§ Objective
Only the pictures are left out: repeat the rest of the entries exactly.
══ Information shown
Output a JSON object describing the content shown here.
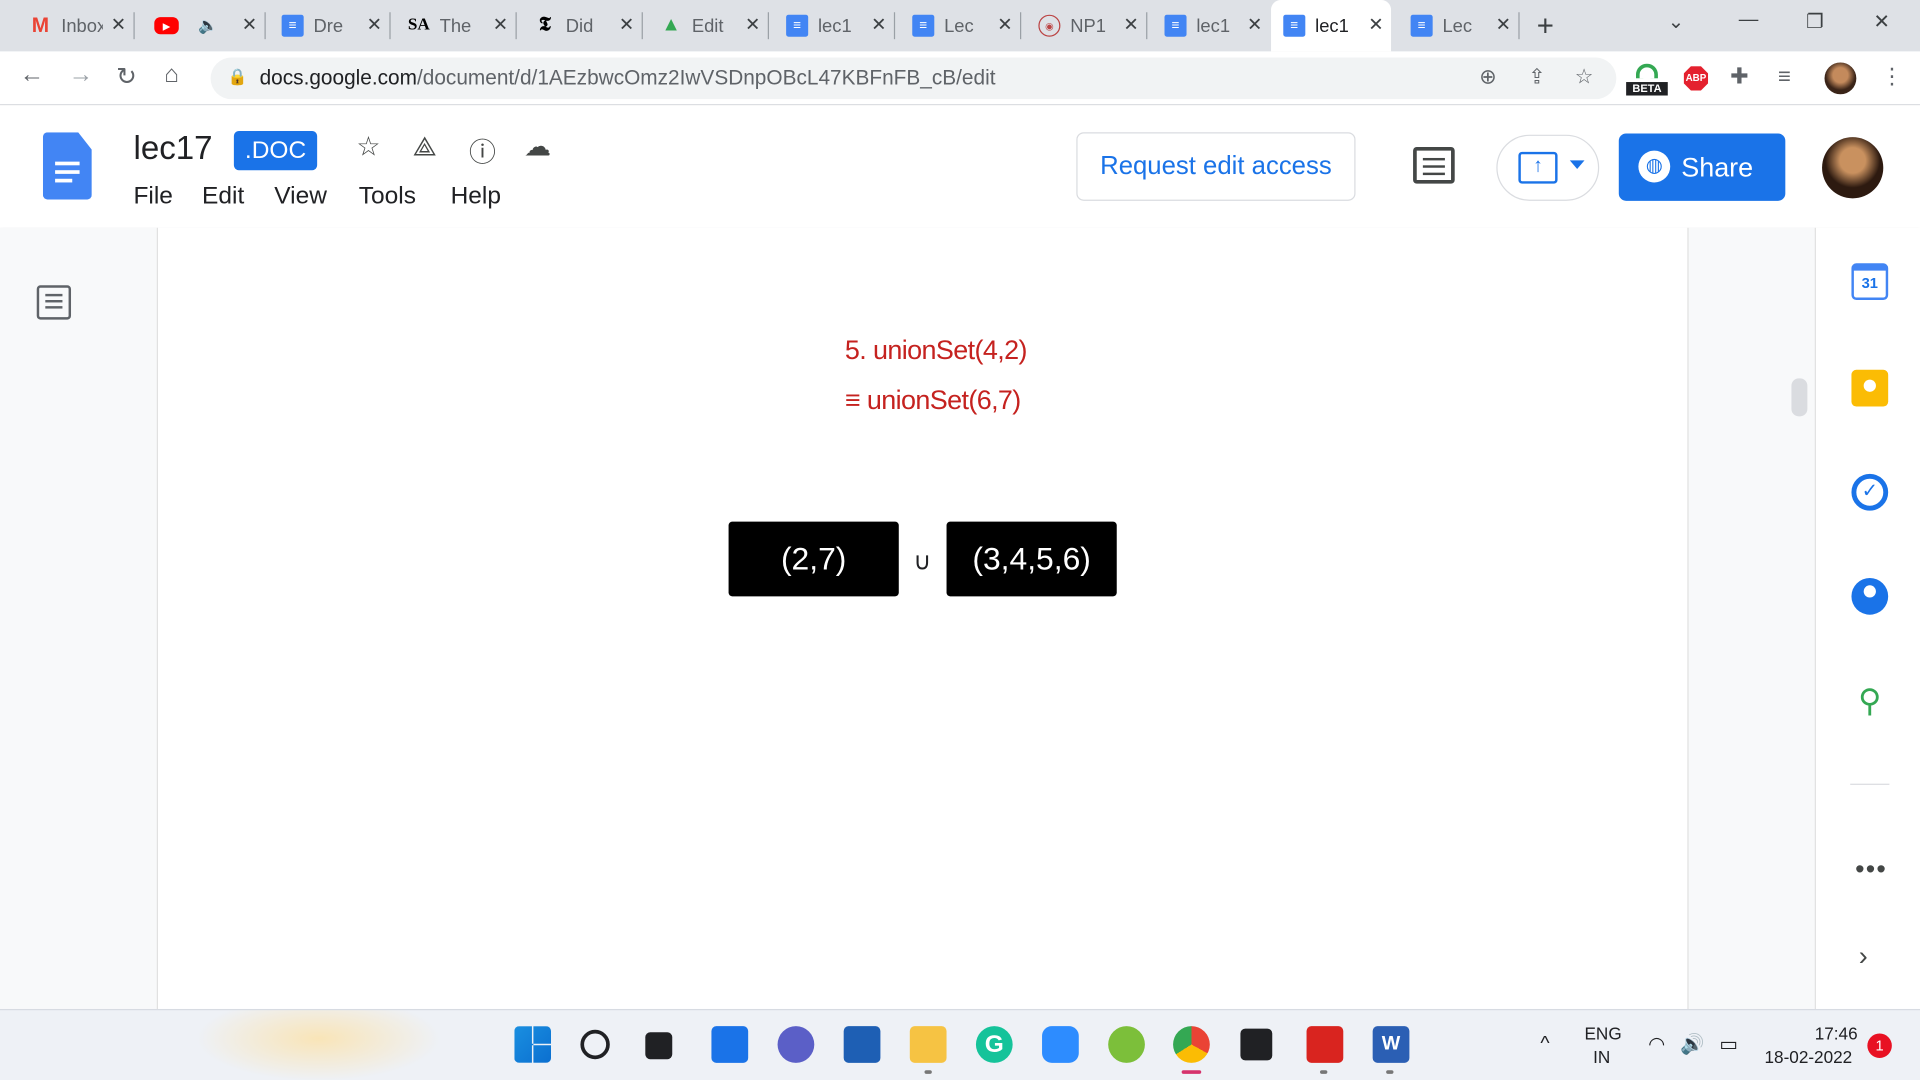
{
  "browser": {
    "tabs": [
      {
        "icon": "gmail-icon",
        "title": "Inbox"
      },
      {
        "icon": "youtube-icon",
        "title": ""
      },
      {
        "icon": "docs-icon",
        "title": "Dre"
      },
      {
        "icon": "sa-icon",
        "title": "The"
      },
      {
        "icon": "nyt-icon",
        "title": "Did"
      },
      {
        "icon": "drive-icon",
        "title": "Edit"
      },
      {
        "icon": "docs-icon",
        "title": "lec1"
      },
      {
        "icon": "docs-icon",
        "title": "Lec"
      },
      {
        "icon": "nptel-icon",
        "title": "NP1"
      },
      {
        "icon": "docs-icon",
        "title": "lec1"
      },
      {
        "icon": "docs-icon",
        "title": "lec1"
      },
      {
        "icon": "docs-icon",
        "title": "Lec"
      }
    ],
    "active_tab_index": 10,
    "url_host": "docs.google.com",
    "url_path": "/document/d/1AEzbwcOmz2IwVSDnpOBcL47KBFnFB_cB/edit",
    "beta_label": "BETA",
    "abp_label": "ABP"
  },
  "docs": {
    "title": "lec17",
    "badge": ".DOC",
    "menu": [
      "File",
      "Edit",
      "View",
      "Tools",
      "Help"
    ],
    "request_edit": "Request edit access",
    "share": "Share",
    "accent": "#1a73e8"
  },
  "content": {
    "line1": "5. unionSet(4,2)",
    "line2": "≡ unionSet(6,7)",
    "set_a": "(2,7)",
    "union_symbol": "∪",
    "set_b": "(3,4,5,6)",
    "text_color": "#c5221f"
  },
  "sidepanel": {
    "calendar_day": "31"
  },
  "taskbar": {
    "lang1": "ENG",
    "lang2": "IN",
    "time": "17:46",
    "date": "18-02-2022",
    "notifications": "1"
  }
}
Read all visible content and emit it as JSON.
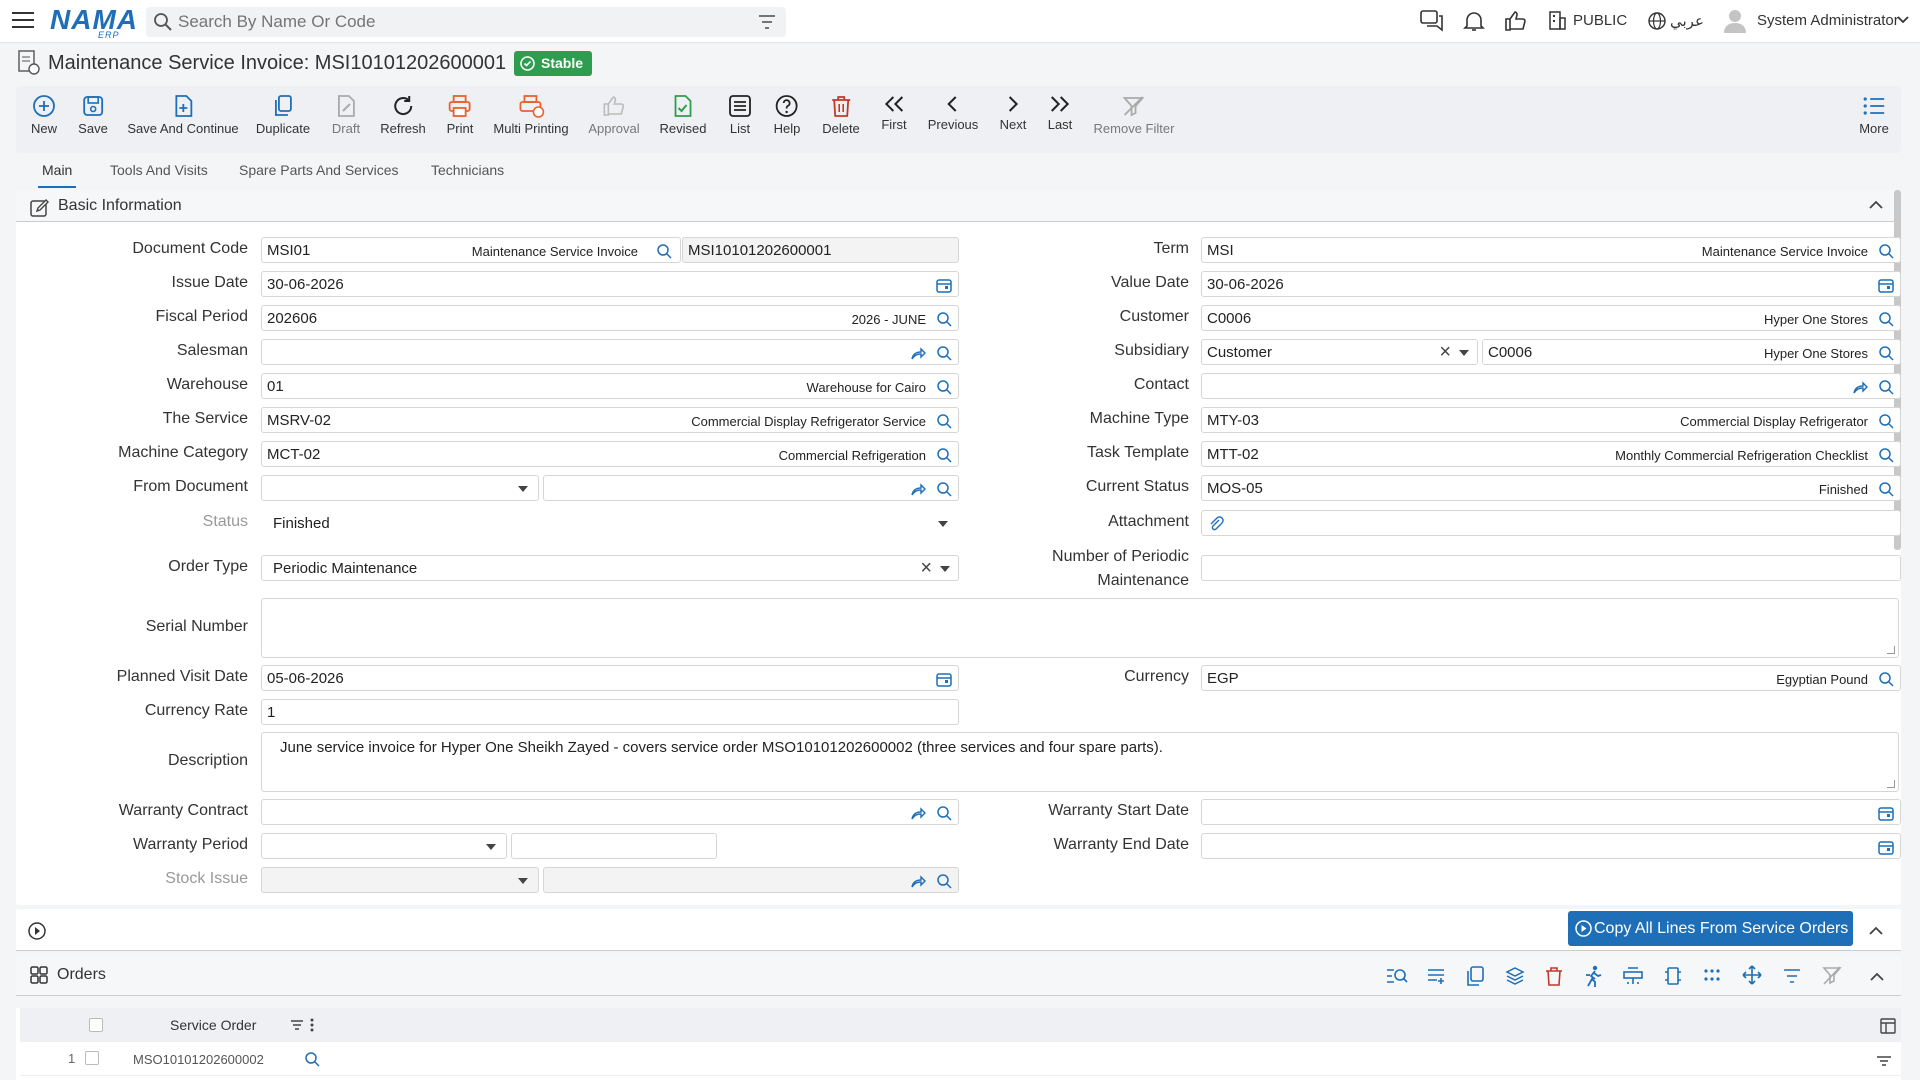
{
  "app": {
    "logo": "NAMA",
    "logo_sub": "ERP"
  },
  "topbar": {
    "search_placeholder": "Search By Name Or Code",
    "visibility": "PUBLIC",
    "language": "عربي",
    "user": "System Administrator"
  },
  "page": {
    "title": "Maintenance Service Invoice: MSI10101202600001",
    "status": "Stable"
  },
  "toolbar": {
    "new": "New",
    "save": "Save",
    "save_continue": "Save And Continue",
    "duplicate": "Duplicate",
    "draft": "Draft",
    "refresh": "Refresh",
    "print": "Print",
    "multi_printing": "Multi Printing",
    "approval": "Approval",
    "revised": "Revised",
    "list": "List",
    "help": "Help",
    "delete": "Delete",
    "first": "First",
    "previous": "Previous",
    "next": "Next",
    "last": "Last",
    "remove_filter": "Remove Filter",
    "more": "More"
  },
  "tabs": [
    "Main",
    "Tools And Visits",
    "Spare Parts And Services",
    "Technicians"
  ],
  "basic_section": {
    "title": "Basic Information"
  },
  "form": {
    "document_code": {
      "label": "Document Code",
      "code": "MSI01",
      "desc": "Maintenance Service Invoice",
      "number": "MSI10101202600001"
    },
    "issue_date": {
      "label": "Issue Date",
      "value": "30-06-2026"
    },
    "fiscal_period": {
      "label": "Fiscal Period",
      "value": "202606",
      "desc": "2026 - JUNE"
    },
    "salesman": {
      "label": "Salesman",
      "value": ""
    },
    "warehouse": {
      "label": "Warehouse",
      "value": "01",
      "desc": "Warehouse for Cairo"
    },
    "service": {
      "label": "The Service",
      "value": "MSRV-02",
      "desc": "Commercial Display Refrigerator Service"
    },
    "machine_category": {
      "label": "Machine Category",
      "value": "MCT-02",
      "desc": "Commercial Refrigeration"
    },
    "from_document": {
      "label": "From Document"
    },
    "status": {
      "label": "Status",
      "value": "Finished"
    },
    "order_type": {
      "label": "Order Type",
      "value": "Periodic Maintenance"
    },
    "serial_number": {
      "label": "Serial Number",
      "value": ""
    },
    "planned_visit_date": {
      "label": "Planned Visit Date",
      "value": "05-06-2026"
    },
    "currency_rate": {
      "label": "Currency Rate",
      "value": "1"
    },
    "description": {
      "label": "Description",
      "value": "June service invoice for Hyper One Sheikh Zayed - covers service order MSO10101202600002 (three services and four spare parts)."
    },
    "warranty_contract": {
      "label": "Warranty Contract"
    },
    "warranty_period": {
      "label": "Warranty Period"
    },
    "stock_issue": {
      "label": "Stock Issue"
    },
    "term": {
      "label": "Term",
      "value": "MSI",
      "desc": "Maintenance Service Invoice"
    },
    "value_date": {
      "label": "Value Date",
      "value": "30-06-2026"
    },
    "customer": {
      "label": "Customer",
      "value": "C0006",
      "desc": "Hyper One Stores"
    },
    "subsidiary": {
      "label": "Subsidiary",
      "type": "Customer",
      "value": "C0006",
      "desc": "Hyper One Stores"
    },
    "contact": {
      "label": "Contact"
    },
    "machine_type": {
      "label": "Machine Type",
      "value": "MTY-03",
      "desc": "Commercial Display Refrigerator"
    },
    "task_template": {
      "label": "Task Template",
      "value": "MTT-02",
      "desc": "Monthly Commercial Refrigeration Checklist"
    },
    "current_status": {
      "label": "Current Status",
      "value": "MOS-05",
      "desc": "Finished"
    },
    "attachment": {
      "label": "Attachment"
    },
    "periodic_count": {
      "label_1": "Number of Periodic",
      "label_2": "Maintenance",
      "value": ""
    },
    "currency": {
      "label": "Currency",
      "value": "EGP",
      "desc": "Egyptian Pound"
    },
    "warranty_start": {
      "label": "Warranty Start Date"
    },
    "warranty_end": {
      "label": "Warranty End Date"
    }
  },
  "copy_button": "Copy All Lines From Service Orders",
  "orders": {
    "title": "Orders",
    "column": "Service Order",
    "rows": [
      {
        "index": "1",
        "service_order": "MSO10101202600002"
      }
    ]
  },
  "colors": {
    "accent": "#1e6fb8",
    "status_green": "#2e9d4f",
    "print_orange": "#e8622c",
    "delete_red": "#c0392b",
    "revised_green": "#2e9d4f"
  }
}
════
§ Written solution
Output a JSON object describing the content shown here.
{
  "browser": {
    "tabs": [
      {
        "icon": "gmail-icon",
        "title": "Inbox"
      },
      {
        "icon": "youtube-icon",
        "title": ""
      },
      {
        "icon": "docs-icon",
        "title": "Dre"
      },
      {
        "icon": "sa-icon",
        "title": "The"
      },
      {
        "icon": "nyt-icon",
        "title": "Did"
      },
      {
        "icon": "drive-icon",
        "title": "Edit"
      },
      {
        "icon": "docs-icon",
        "title": "lec1"
      },
      {
        "icon": "docs-icon",
        "title": "Lec"
      },
      {
        "icon": "nptel-icon",
        "title": "NP1"
      },
      {
        "icon": "docs-icon",
        "title": "lec1"
      },
      {
        "icon": "docs-icon",
        "title": "lec1"
      },
      {
        "icon": "docs-icon",
        "title": "Lec"
      }
    ],
    "active_tab_index": 10,
    "url_host": "docs.google.com",
    "url_path": "/document/d/1AEzbwcOmz2IwVSDnpOBcL47KBFnFB_cB/edit",
    "beta_label": "BETA",
    "abp_label": "ABP"
  },
  "docs": {
    "title": "lec17",
    "badge": ".DOC",
    "menu": [
      "File",
      "Edit",
      "View",
      "Tools",
      "Help"
    ],
    "request_edit": "Request edit access",
    "share": "Share",
    "accent": "#1a73e8"
  },
  "content": {
    "line1": "5. unionSet(4,2)",
    "line2": "≡ unionSet(6,7)",
    "set_a": "(2,7)",
    "union_symbol": "∪",
    "set_b": "(3,4,5,6)",
    "text_color": "#c5221f"
  },
  "sidepanel": {
    "calendar_day": "31"
  },
  "taskbar": {
    "lang1": "ENG",
    "lang2": "IN",
    "time": "17:46",
    "date": "18-02-2022",
    "notifications": "1"
  }
}
Read all visible content and emit it as JSON.
{
  "app": {
    "logo": "NAMA",
    "logo_sub": "ERP"
  },
  "topbar": {
    "search_placeholder": "Search By Name Or Code",
    "visibility": "PUBLIC",
    "language": "عربي",
    "user": "System Administrator"
  },
  "page": {
    "title": "Maintenance Service Invoice: MSI10101202600001",
    "status": "Stable"
  },
  "toolbar": {
    "new": "New",
    "save": "Save",
    "save_continue": "Save And Continue",
    "duplicate": "Duplicate",
    "draft": "Draft",
    "refresh": "Refresh",
    "print": "Print",
    "multi_printing": "Multi Printing",
    "approval": "Approval",
    "revised": "Revised",
    "list": "List",
    "help": "Help",
    "delete": "Delete",
    "first": "First",
    "previous": "Previous",
    "next": "Next",
    "last": "Last",
    "remove_filter": "Remove Filter",
    "more": "More"
  },
  "tabs": [
    "Main",
    "Tools And Visits",
    "Spare Parts And Services",
    "Technicians"
  ],
  "basic_section": {
    "title": "Basic Information"
  },
  "form": {
    "document_code": {
      "label": "Document Code",
      "code": "MSI01",
      "desc": "Maintenance Service Invoice",
      "number": "MSI10101202600001"
    },
    "issue_date": {
      "label": "Issue Date",
      "value": "30-06-2026"
    },
    "fiscal_period": {
      "label": "Fiscal Period",
      "value": "202606",
      "desc": "2026 - JUNE"
    },
    "salesman": {
      "label": "Salesman",
      "value": ""
    },
    "warehouse": {
      "label": "Warehouse",
      "value": "01",
      "desc": "Warehouse for Cairo"
    },
    "service": {
      "label": "The Service",
      "value": "MSRV-02",
      "desc": "Commercial Display Refrigerator Service"
    },
    "machine_category": {
      "label": "Machine Category",
      "value": "MCT-02",
      "desc": "Commercial Refrigeration"
    },
    "from_document": {
      "label": "From Document"
    },
    "status": {
      "label": "Status",
      "value": "Finished"
    },
    "order_type": {
      "label": "Order Type",
      "value": "Periodic Maintenance"
    },
    "serial_number": {
      "label": "Serial Number",
      "value": ""
    },
    "planned_visit_date": {
      "label": "Planned Visit Date",
      "value": "05-06-2026"
    },
    "currency_rate": {
      "label": "Currency Rate",
      "value": "1"
    },
    "description": {
      "label": "Description",
      "value": "June service invoice for Hyper One Sheikh Zayed - covers service order MSO10101202600002 (three services and four spare parts)."
    },
    "warranty_contract": {
      "label": "Warranty Contract"
    },
    "warranty_period": {
      "label": "Warranty Period"
    },
    "stock_issue": {
      "label": "Stock Issue"
    },
    "term": {
      "label": "Term",
      "value": "MSI",
      "desc": "Maintenance Service Invoice"
    },
    "value_date": {
      "label": "Value Date",
      "value": "30-06-2026"
    },
    "customer": {
      "label": "Customer",
      "value": "C0006",
      "desc": "Hyper One Stores"
    },
    "subsidiary": {
      "label": "Subsidiary",
      "type": "Customer",
      "value": "C0006",
      "desc": "Hyper One Stores"
    },
    "contact": {
      "label": "Contact"
    },
    "machine_type": {
      "label": "Machine Type",
      "value": "MTY-03",
      "desc": "Commercial Display Refrigerator"
    },
    "task_template": {
      "label": "Task Template",
      "value": "MTT-02",
      "desc": "Monthly Commercial Refrigeration Checklist"
    },
    "current_status": {
      "label": "Current Status",
      "value": "MOS-05",
      "desc": "Finished"
    },
    "attachment": {
      "label": "Attachment"
    },
    "periodic_count": {
      "label_1": "Number of Periodic",
      "label_2": "Maintenance",
      "value": ""
    },
    "currency": {
      "label": "Currency",
      "value": "EGP",
      "desc": "Egyptian Pound"
    },
    "warranty_start": {
      "label": "Warranty Start Date"
    },
    "warranty_end": {
      "label": "Warranty End Date"
    }
  },
  "copy_button": "Copy All Lines From Service Orders",
  "orders": {
    "title": "Orders",
    "column": "Service Order",
    "rows": [
      {
        "index": "1",
        "service_order": "MSO10101202600002"
      }
    ]
  },
  "colors": {
    "accent": "#1e6fb8",
    "status_green": "#2e9d4f",
    "print_orange": "#e8622c",
    "delete_red": "#c0392b",
    "revised_green": "#2e9d4f"
  }
}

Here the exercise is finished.